--- WHAT YOU HAVE TO DO ---
Type out the data exactly as given. Skip any image.

--- DATA PROVIDED ---
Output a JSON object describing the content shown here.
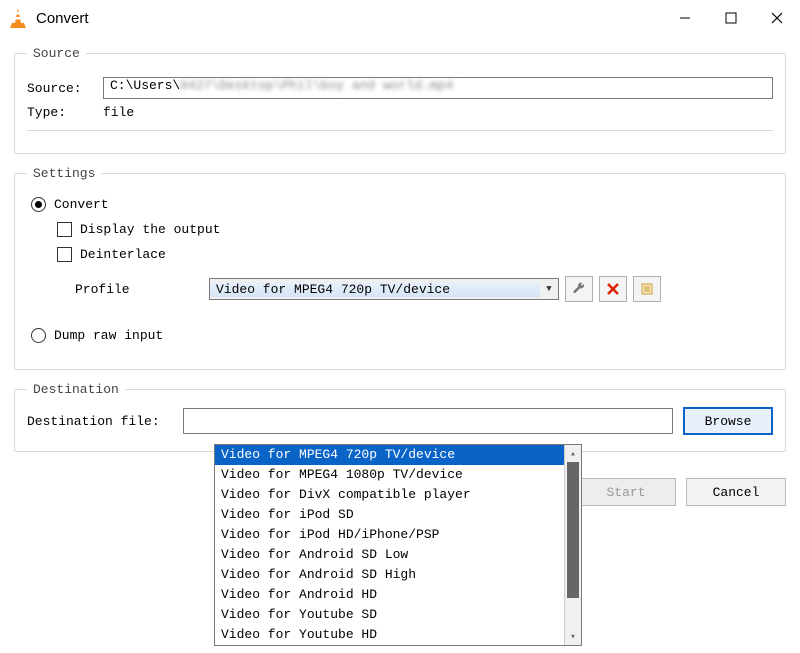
{
  "window": {
    "title": "Convert",
    "minimize": "—",
    "maximize": "☐",
    "close": "✕"
  },
  "source_group": {
    "legend": "Source",
    "source_label": "Source:",
    "source_value": "C:\\Users\\",
    "source_value_blurred": "0427\\Desktop\\Phil\\boy and world.mp4",
    "type_label": "Type:",
    "type_value": "file"
  },
  "settings_group": {
    "legend": "Settings",
    "convert_label": "Convert",
    "display_output_label": "Display the output",
    "deinterlace_label": "Deinterlace",
    "profile_label": "Profile",
    "profile_selected": "Video for MPEG4 720p TV/device",
    "dump_raw_label": "Dump raw input",
    "wrench_icon": "wrench-icon",
    "delete_icon": "x-icon",
    "new_icon": "new-profile-icon"
  },
  "profile_options": [
    "Video for MPEG4 720p TV/device",
    "Video for MPEG4 1080p TV/device",
    "Video for DivX compatible player",
    "Video for iPod SD",
    "Video for iPod HD/iPhone/PSP",
    "Video for Android SD Low",
    "Video for Android SD High",
    "Video for Android HD",
    "Video for Youtube SD",
    "Video for Youtube HD"
  ],
  "destination_group": {
    "legend": "Destination",
    "dest_label": "Destination file:",
    "browse_label": "Browse"
  },
  "buttons": {
    "start": "Start",
    "cancel": "Cancel"
  }
}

--- RESULT ---
Output a JSON object describing the content shown here.
{
  "window": {
    "title": "Convert",
    "minimize": "—",
    "maximize": "☐",
    "close": "✕"
  },
  "source_group": {
    "legend": "Source",
    "source_label": "Source:",
    "source_value": "C:\\Users\\",
    "source_value_blurred": "0427\\Desktop\\Phil\\boy and world.mp4",
    "type_label": "Type:",
    "type_value": "file"
  },
  "settings_group": {
    "legend": "Settings",
    "convert_label": "Convert",
    "display_output_label": "Display the output",
    "deinterlace_label": "Deinterlace",
    "profile_label": "Profile",
    "profile_selected": "Video for MPEG4 720p TV/device",
    "dump_raw_label": "Dump raw input",
    "wrench_icon": "wrench-icon",
    "delete_icon": "x-icon",
    "new_icon": "new-profile-icon"
  },
  "profile_options": [
    "Video for MPEG4 720p TV/device",
    "Video for MPEG4 1080p TV/device",
    "Video for DivX compatible player",
    "Video for iPod SD",
    "Video for iPod HD/iPhone/PSP",
    "Video for Android SD Low",
    "Video for Android SD High",
    "Video for Android HD",
    "Video for Youtube SD",
    "Video for Youtube HD"
  ],
  "destination_group": {
    "legend": "Destination",
    "dest_label": "Destination file:",
    "browse_label": "Browse"
  },
  "buttons": {
    "start": "Start",
    "cancel": "Cancel"
  }
}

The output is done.